-- begin Records provided --

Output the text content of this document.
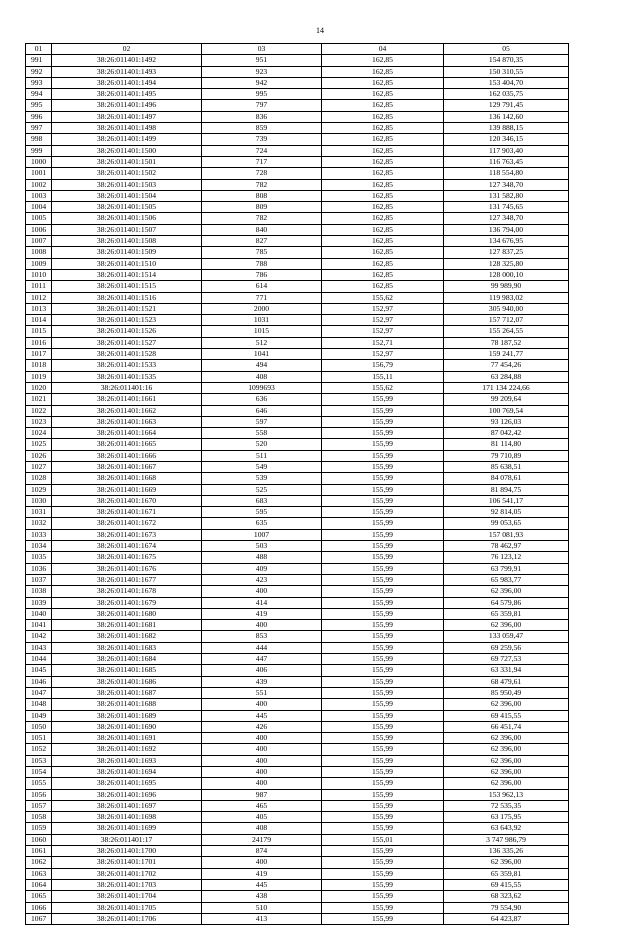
14
01	02	03	04	05
991	38:26:011401:1492	951	162,85	154 870,35
992	38:26:011401:1493	923	162,85	150 310,55
993	38:26:011401:1494	942	162,85	153 404,70
994	38:26:011401:1495	995	162,85	162 035,75
995	38:26:011401:1496	797	162,85	129 791,45
996	38:26:011401:1497	836	162,85	136 142,60
997	38:26:011401:1498	859	162,85	139 888,15
998	38:26:011401:1499	739	162,85	120 346,15
999	38:26:011401:1500	724	162,85	117 903,40
1000	38:26:011401:1501	717	162,85	116 763,45
1001	38:26:011401:1502	728	162,85	118 554,80
1002	38:26:011401:1503	782	162,85	127 348,70
1003	38:26:011401:1504	808	162,85	131 582,80
1004	38:26:011401:1505	809	162,85	131 745,65
1005	38:26:011401:1506	782	162,85	127 348,70
1006	38:26:011401:1507	840	162,85	136 794,00
1007	38:26:011401:1508	827	162,85	134 676,95
1008	38:26:011401:1509	785	162,85	127 837,25
1009	38:26:011401:1510	788	162,85	128 325,80
1010	38:26:011401:1514	786	162,85	128 000,10
1011	38:26:011401:1515	614	162,85	99 989,90
1012	38:26:011401:1516	771	155,62	119 983,02
1013	38:26:011401:1521	2000	152,97	305 940,00
1014	38:26:011401:1523	1031	152,97	157 712,07
1015	38:26:011401:1526	1015	152,97	155 264,55
1016	38:26:011401:1527	512	152,71	78 187,52
1017	38:26:011401:1528	1041	152,97	159 241,77
1018	38:26:011401:1533	494	156,79	77 454,26
1019	38:26:011401:1535	408	155,11	63 284,88
1020	38:26:011401:16	1099693	155,62	171 134 224,66
1021	38:26:011401:1661	636	155,99	99 209,64
1022	38:26:011401:1662	646	155,99	100 769,54
1023	38:26:011401:1663	597	155,99	93 126,03
1024	38:26:011401:1664	558	155,99	87 042,42
1025	38:26:011401:1665	520	155,99	81 114,80
1026	38:26:011401:1666	511	155,99	79 710,89
1027	38:26:011401:1667	549	155,99	85 638,51
1028	38:26:011401:1668	539	155,99	84 078,61
1029	38:26:011401:1669	525	155,99	81 894,75
1030	38:26:011401:1670	683	155,99	106 541,17
1031	38:26:011401:1671	595	155,99	92 814,05
1032	38:26:011401:1672	635	155,99	99 053,65
1033	38:26:011401:1673	1007	155,99	157 081,93
1034	38:26:011401:1674	503	155,99	78 462,97
1035	38:26:011401:1675	488	155,99	76 123,12
1036	38:26:011401:1676	409	155,99	63 799,91
1037	38:26:011401:1677	423	155,99	65 983,77
1038	38:26:011401:1678	400	155,99	62 396,00
1039	38:26:011401:1679	414	155,99	64 579,86
1040	38:26:011401:1680	419	155,99	65 359,81
1041	38:26:011401:1681	400	155,99	62 396,00
1042	38:26:011401:1682	853	155,99	133 059,47
1043	38:26:011401:1683	444	155,99	69 259,56
1044	38:26:011401:1684	447	155,99	69 727,53
1045	38:26:011401:1685	406	155,99	63 331,94
1046	38:26:011401:1686	439	155,99	68 479,61
1047	38:26:011401:1687	551	155,99	85 950,49
1048	38:26:011401:1688	400	155,99	62 396,00
1049	38:26:011401:1689	445	155,99	69 415,55
1050	38:26:011401:1690	426	155,99	66 451,74
1051	38:26:011401:1691	400	155,99	62 396,00
1052	38:26:011401:1692	400	155,99	62 396,00
1053	38:26:011401:1693	400	155,99	62 396,00
1054	38:26:011401:1694	400	155,99	62 396,00
1055	38:26:011401:1695	400	155,99	62 396,00
1056	38:26:011401:1696	987	155,99	153 962,13
1057	38:26:011401:1697	465	155,99	72 535,35
1058	38:26:011401:1698	405	155,99	63 175,95
1059	38:26:011401:1699	408	155,99	63 643,92
1060	38:26:011401:17	24179	155,01	3 747 986,79
1061	38:26:011401:1700	874	155,99	136 335,26
1062	38:26:011401:1701	400	155,99	62 396,00
1063	38:26:011401:1702	419	155,99	65 359,81
1064	38:26:011401:1703	445	155,99	69 415,55
1065	38:26:011401:1704	438	155,99	68 323,62
1066	38:26:011401:1705	510	155,99	79 554,90
1067	38:26:011401:1706	413	155,99	64 423,87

-- end Records provided --

#### Problem to work on:
Transcribe all the records above word for word, without their images.

#### Result of the task:
Output the text content of this document.
14
01	02	03	04	05
991	38:26:011401:1492	951	162,85	154 870,35
992	38:26:011401:1493	923	162,85	150 310,55
993	38:26:011401:1494	942	162,85	153 404,70
994	38:26:011401:1495	995	162,85	162 035,75
995	38:26:011401:1496	797	162,85	129 791,45
996	38:26:011401:1497	836	162,85	136 142,60
997	38:26:011401:1498	859	162,85	139 888,15
998	38:26:011401:1499	739	162,85	120 346,15
999	38:26:011401:1500	724	162,85	117 903,40
1000	38:26:011401:1501	717	162,85	116 763,45
1001	38:26:011401:1502	728	162,85	118 554,80
1002	38:26:011401:1503	782	162,85	127 348,70
1003	38:26:011401:1504	808	162,85	131 582,80
1004	38:26:011401:1505	809	162,85	131 745,65
1005	38:26:011401:1506	782	162,85	127 348,70
1006	38:26:011401:1507	840	162,85	136 794,00
1007	38:26:011401:1508	827	162,85	134 676,95
1008	38:26:011401:1509	785	162,85	127 837,25
1009	38:26:011401:1510	788	162,85	128 325,80
1010	38:26:011401:1514	786	162,85	128 000,10
1011	38:26:011401:1515	614	162,85	99 989,90
1012	38:26:011401:1516	771	155,62	119 983,02
1013	38:26:011401:1521	2000	152,97	305 940,00
1014	38:26:011401:1523	1031	152,97	157 712,07
1015	38:26:011401:1526	1015	152,97	155 264,55
1016	38:26:011401:1527	512	152,71	78 187,52
1017	38:26:011401:1528	1041	152,97	159 241,77
1018	38:26:011401:1533	494	156,79	77 454,26
1019	38:26:011401:1535	408	155,11	63 284,88
1020	38:26:011401:16	1099693	155,62	171 134 224,66
1021	38:26:011401:1661	636	155,99	99 209,64
1022	38:26:011401:1662	646	155,99	100 769,54
1023	38:26:011401:1663	597	155,99	93 126,03
1024	38:26:011401:1664	558	155,99	87 042,42
1025	38:26:011401:1665	520	155,99	81 114,80
1026	38:26:011401:1666	511	155,99	79 710,89
1027	38:26:011401:1667	549	155,99	85 638,51
1028	38:26:011401:1668	539	155,99	84 078,61
1029	38:26:011401:1669	525	155,99	81 894,75
1030	38:26:011401:1670	683	155,99	106 541,17
1031	38:26:011401:1671	595	155,99	92 814,05
1032	38:26:011401:1672	635	155,99	99 053,65
1033	38:26:011401:1673	1007	155,99	157 081,93
1034	38:26:011401:1674	503	155,99	78 462,97
1035	38:26:011401:1675	488	155,99	76 123,12
1036	38:26:011401:1676	409	155,99	63 799,91
1037	38:26:011401:1677	423	155,99	65 983,77
1038	38:26:011401:1678	400	155,99	62 396,00
1039	38:26:011401:1679	414	155,99	64 579,86
1040	38:26:011401:1680	419	155,99	65 359,81
1041	38:26:011401:1681	400	155,99	62 396,00
1042	38:26:011401:1682	853	155,99	133 059,47
1043	38:26:011401:1683	444	155,99	69 259,56
1044	38:26:011401:1684	447	155,99	69 727,53
1045	38:26:011401:1685	406	155,99	63 331,94
1046	38:26:011401:1686	439	155,99	68 479,61
1047	38:26:011401:1687	551	155,99	85 950,49
1048	38:26:011401:1688	400	155,99	62 396,00
1049	38:26:011401:1689	445	155,99	69 415,55
1050	38:26:011401:1690	426	155,99	66 451,74
1051	38:26:011401:1691	400	155,99	62 396,00
1052	38:26:011401:1692	400	155,99	62 396,00
1053	38:26:011401:1693	400	155,99	62 396,00
1054	38:26:011401:1694	400	155,99	62 396,00
1055	38:26:011401:1695	400	155,99	62 396,00
1056	38:26:011401:1696	987	155,99	153 962,13
1057	38:26:011401:1697	465	155,99	72 535,35
1058	38:26:011401:1698	405	155,99	63 175,95
1059	38:26:011401:1699	408	155,99	63 643,92
1060	38:26:011401:17	24179	155,01	3 747 986,79
1061	38:26:011401:1700	874	155,99	136 335,26
1062	38:26:011401:1701	400	155,99	62 396,00
1063	38:26:011401:1702	419	155,99	65 359,81
1064	38:26:011401:1703	445	155,99	69 415,55
1065	38:26:011401:1704	438	155,99	68 323,62
1066	38:26:011401:1705	510	155,99	79 554,90
1067	38:26:011401:1706	413	155,99	64 423,87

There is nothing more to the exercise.